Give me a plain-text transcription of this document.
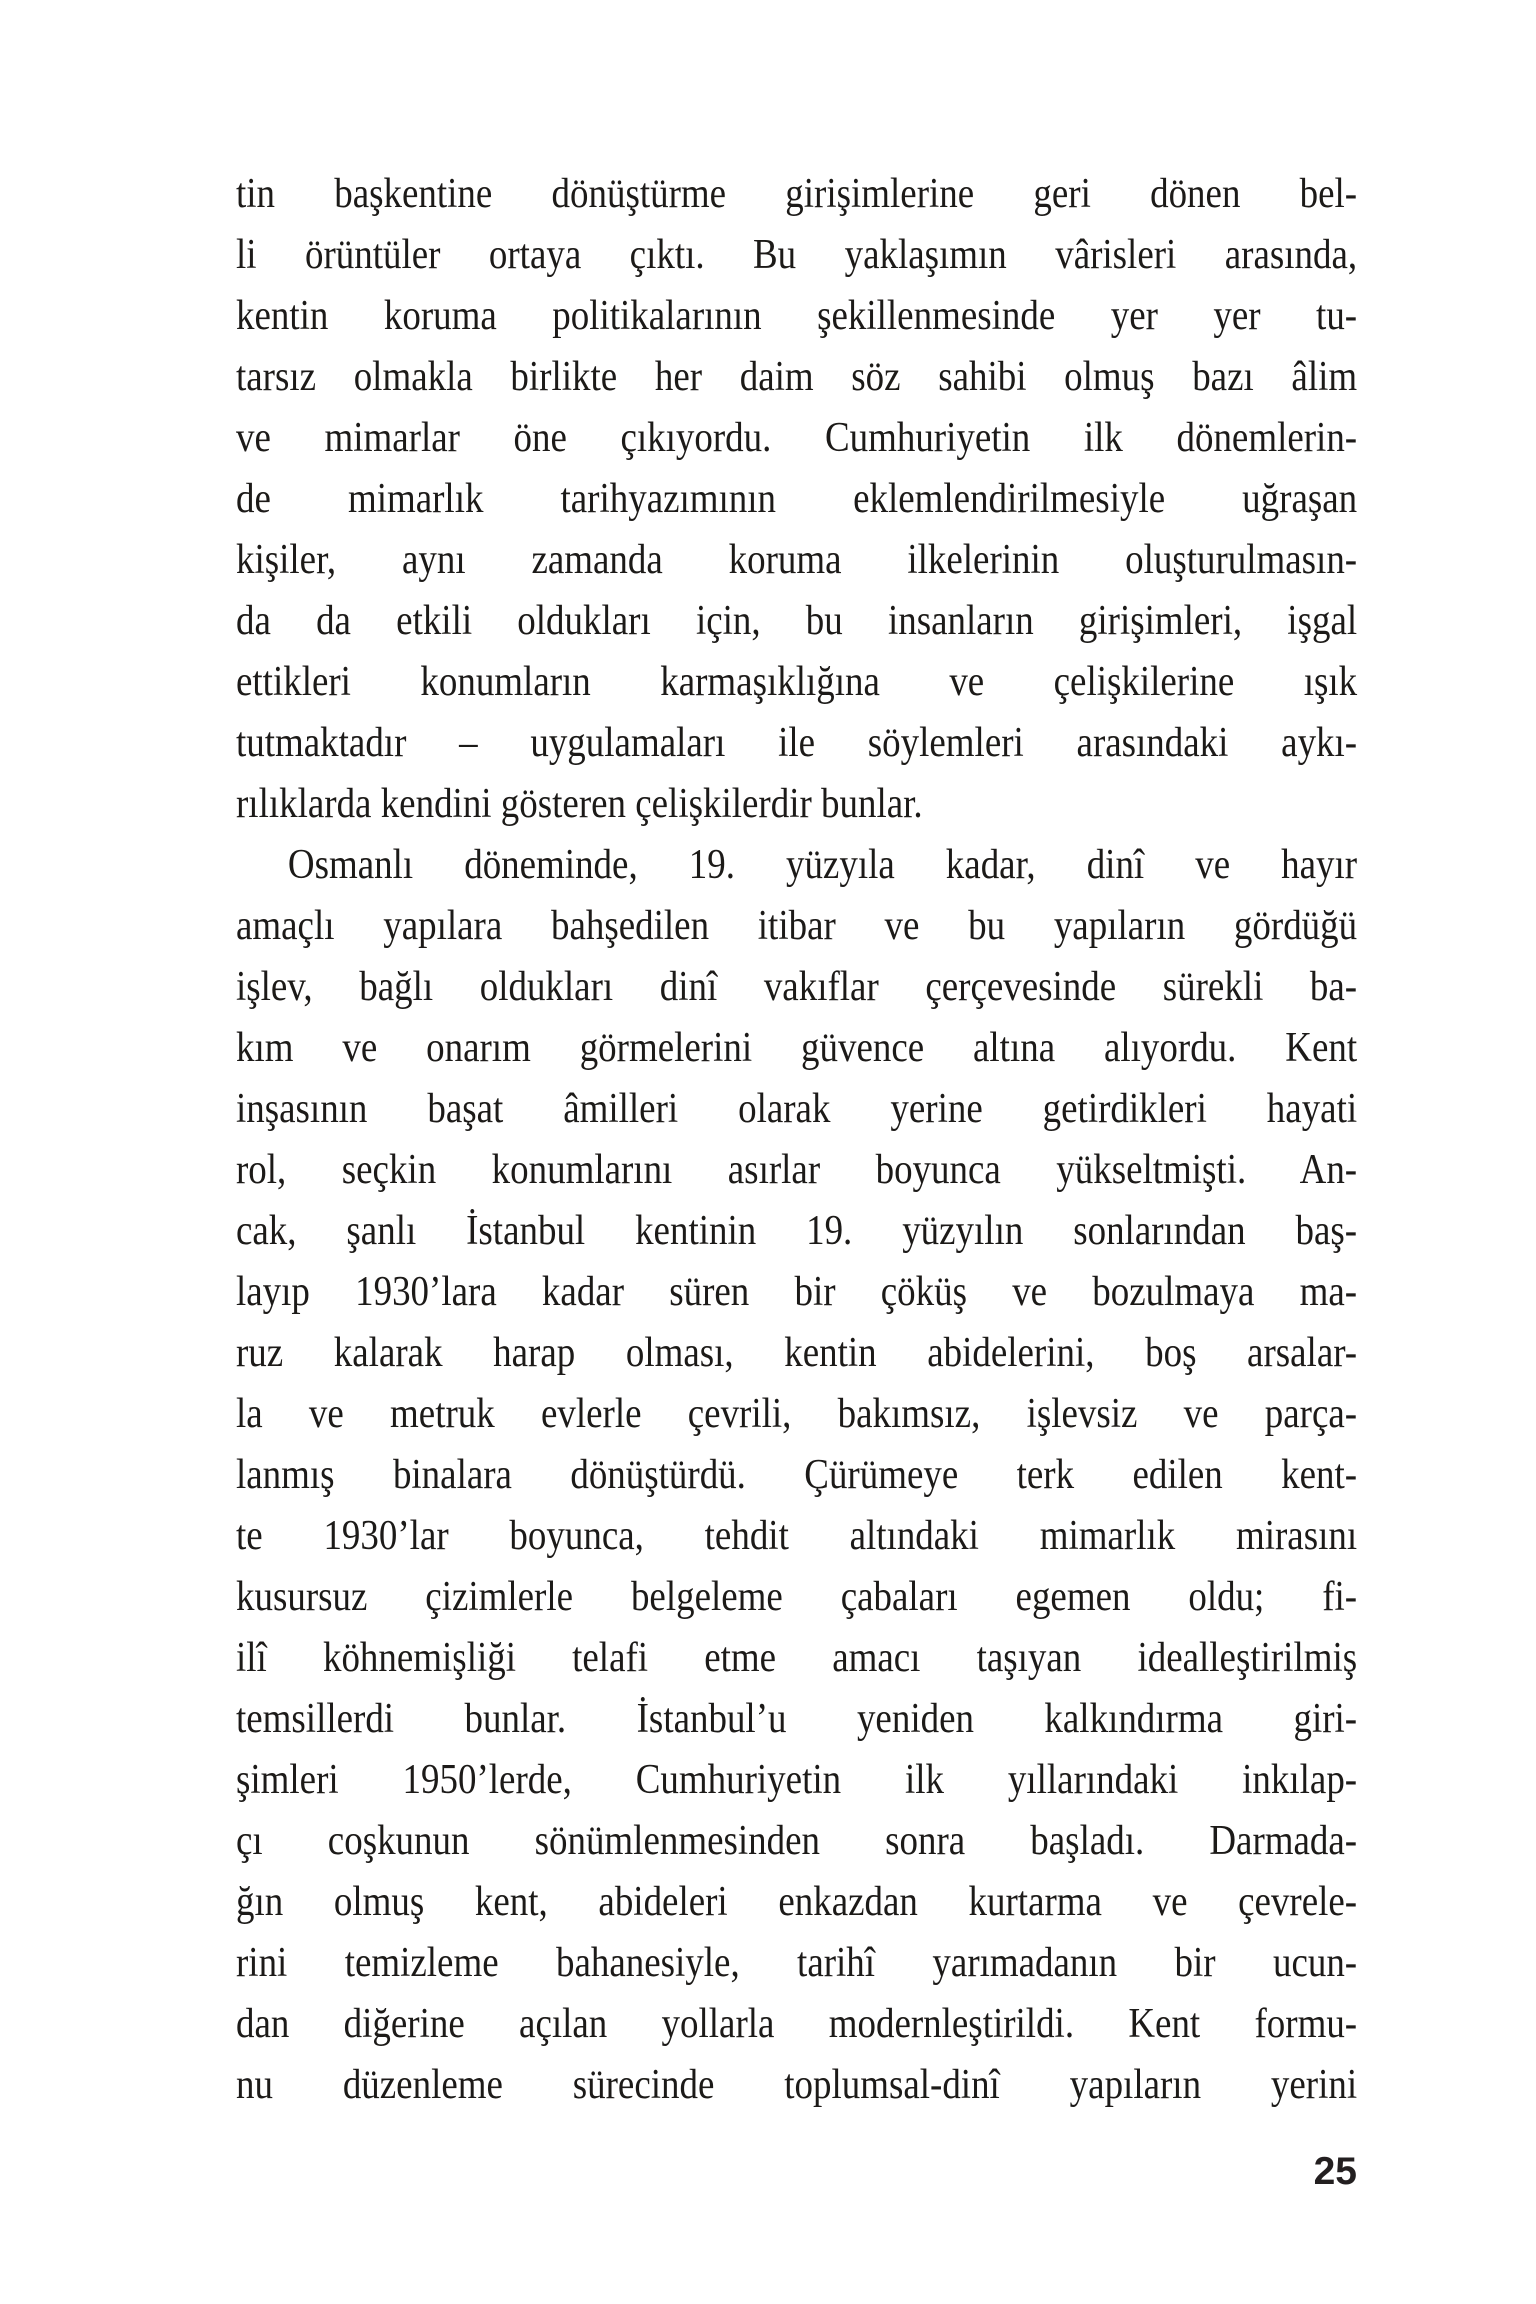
tin başkentine dönüştürme girişimlerine geri dönen bel-
li örüntüler ortaya çıktı. Bu yaklaşımın vârisleri arasında,
kentin koruma politikalarının şekillenmesinde yer yer tu-
tarsız olmakla birlikte her daim söz sahibi olmuş bazı âlim
ve mimarlar öne çıkıyordu. Cumhuriyetin ilk dönemlerin-
de mimarlık tarihyazımının eklemlendirilmesiyle uğraşan
kişiler, aynı zamanda koruma ilkelerinin oluşturulmasın-
da da etkili oldukları için, bu insanların girişimleri, işgal
ettikleri konumların karmaşıklığına ve çelişkilerine ışık
tutmaktadır – uygulamaları ile söylemleri arasındaki aykı-
rılıklarda kendini gösteren çelişkilerdir bunlar.
Osmanlı döneminde, 19. yüzyıla kadar, dinî ve hayır
amaçlı yapılara bahşedilen itibar ve bu yapıların gördüğü
işlev, bağlı oldukları dinî vakıflar çerçevesinde sürekli ba-
kım ve onarım görmelerini güvence altına alıyordu. Kent
inşasının başat âmilleri olarak yerine getirdikleri hayati
rol, seçkin konumlarını asırlar boyunca yükseltmişti. An-
cak, şanlı İstanbul kentinin 19. yüzyılın sonlarından baş-
layıp 1930’lara kadar süren bir çöküş ve bozulmaya ma-
ruz kalarak harap olması, kentin abidelerini, boş arsalar-
la ve metruk evlerle çevrili, bakımsız, işlevsiz ve parça-
lanmış binalara dönüştürdü. Çürümeye terk edilen kent-
te 1930’lar boyunca, tehdit altındaki mimarlık mirasını
kusursuz çizimlerle belgeleme çabaları egemen oldu; fi-
ilî köhnemişliği telafi etme amacı taşıyan idealleştirilmiş
temsillerdi bunlar. İstanbul’u yeniden kalkındırma giri-
şimleri 1950’lerde, Cumhuriyetin ilk yıllarındaki inkılap-
çı coşkunun sönümlenmesinden sonra başladı. Darmada-
ğın olmuş kent, abideleri enkazdan kurtarma ve çevrele-
rini temizleme bahanesiyle, tarihî yarımadanın bir ucun-
dan diğerine açılan yollarla modernleştirildi. Kent formu-
nu düzenleme sürecinde toplumsal-dinî yapıların yerini
25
========================================================================
• _WHAT YOU SHOULD DO_: Go through the entries above and print each one exactly, minus the pictures.

• _THE COMPLETED TASK_:
Give me a plain-text transcription of this document.
tin başkentine dönüştürme girişimlerine geri dönen bel-
li örüntüler ortaya çıktı. Bu yaklaşımın vârisleri arasında,
kentin koruma politikalarının şekillenmesinde yer yer tu-
tarsız olmakla birlikte her daim söz sahibi olmuş bazı âlim
ve mimarlar öne çıkıyordu. Cumhuriyetin ilk dönemlerin-
de mimarlık tarihyazımının eklemlendirilmesiyle uğraşan
kişiler, aynı zamanda koruma ilkelerinin oluşturulmasın-
da da etkili oldukları için, bu insanların girişimleri, işgal
ettikleri konumların karmaşıklığına ve çelişkilerine ışık
tutmaktadır – uygulamaları ile söylemleri arasındaki aykı-
rılıklarda kendini gösteren çelişkilerdir bunlar.
Osmanlı döneminde, 19. yüzyıla kadar, dinî ve hayır
amaçlı yapılara bahşedilen itibar ve bu yapıların gördüğü
işlev, bağlı oldukları dinî vakıflar çerçevesinde sürekli ba-
kım ve onarım görmelerini güvence altına alıyordu. Kent
inşasının başat âmilleri olarak yerine getirdikleri hayati
rol, seçkin konumlarını asırlar boyunca yükseltmişti. An-
cak, şanlı İstanbul kentinin 19. yüzyılın sonlarından baş-
layıp 1930’lara kadar süren bir çöküş ve bozulmaya ma-
ruz kalarak harap olması, kentin abidelerini, boş arsalar-
la ve metruk evlerle çevrili, bakımsız, işlevsiz ve parça-
lanmış binalara dönüştürdü. Çürümeye terk edilen kent-
te 1930’lar boyunca, tehdit altındaki mimarlık mirasını
kusursuz çizimlerle belgeleme çabaları egemen oldu; fi-
ilî köhnemişliği telafi etme amacı taşıyan idealleştirilmiş
temsillerdi bunlar. İstanbul’u yeniden kalkındırma giri-
şimleri 1950’lerde, Cumhuriyetin ilk yıllarındaki inkılap-
çı coşkunun sönümlenmesinden sonra başladı. Darmada-
ğın olmuş kent, abideleri enkazdan kurtarma ve çevrele-
rini temizleme bahanesiyle, tarihî yarımadanın bir ucun-
dan diğerine açılan yollarla modernleştirildi. Kent formu-
nu düzenleme sürecinde toplumsal-dinî yapıların yerini
25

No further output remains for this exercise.